[Data entries]
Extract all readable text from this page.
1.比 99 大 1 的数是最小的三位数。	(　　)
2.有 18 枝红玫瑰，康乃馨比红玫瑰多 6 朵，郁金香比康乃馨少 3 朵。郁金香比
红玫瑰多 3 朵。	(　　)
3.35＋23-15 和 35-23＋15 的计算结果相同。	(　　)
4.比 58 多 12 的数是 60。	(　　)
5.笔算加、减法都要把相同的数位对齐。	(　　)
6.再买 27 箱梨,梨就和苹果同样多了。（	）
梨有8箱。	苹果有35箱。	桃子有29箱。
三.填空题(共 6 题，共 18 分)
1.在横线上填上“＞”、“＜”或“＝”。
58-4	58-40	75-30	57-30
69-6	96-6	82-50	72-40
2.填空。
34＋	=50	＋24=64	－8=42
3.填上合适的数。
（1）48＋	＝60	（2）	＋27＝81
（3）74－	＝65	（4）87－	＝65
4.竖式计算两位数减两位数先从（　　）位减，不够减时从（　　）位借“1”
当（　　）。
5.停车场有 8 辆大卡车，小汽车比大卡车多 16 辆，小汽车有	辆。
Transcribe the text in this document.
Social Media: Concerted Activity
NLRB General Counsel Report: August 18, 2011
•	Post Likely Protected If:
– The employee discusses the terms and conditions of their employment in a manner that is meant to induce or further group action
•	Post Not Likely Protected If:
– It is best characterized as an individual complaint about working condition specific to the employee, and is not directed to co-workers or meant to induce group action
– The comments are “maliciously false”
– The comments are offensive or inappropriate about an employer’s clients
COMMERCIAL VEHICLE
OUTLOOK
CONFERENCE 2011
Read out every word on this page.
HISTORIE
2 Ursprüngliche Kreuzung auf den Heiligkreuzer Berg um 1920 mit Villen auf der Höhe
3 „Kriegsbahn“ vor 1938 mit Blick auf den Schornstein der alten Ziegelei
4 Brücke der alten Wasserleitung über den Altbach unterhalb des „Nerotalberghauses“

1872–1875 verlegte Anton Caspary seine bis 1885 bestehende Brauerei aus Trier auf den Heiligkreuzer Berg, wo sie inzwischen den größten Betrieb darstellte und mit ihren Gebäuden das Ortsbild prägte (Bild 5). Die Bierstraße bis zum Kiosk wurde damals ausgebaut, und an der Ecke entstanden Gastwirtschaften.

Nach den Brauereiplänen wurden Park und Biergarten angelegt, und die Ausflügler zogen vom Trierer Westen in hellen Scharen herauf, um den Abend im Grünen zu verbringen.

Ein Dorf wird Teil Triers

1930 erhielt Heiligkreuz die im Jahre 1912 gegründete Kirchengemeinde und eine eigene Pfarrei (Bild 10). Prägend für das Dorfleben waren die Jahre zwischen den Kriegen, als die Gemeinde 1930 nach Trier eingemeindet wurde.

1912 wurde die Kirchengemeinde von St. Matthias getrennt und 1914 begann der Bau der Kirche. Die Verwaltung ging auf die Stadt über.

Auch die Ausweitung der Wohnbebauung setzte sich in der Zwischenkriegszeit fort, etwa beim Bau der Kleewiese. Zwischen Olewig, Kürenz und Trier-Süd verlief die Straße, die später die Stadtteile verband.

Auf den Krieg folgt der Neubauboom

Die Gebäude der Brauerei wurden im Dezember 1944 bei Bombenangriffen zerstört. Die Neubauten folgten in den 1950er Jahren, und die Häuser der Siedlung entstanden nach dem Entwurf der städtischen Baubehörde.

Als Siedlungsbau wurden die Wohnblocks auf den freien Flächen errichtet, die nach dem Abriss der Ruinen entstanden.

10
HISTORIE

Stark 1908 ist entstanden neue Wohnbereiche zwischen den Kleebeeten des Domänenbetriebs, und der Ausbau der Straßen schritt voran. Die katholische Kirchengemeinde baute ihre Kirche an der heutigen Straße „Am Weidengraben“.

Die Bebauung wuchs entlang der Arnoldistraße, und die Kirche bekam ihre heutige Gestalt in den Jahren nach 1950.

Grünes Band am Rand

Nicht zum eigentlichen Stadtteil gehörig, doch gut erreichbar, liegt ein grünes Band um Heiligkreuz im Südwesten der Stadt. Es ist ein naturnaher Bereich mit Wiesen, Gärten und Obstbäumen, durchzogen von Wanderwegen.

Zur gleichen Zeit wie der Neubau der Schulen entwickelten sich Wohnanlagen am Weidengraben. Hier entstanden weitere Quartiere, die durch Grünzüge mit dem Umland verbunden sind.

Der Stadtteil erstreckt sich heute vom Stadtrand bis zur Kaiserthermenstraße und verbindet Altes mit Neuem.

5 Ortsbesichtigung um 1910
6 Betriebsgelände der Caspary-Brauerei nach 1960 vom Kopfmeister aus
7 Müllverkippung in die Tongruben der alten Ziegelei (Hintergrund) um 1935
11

**Task brief**
Gather up the lines that contain the word "Protected".

**The response**
•	Post Likely Protected If:
•	Post Not Likely Protected If:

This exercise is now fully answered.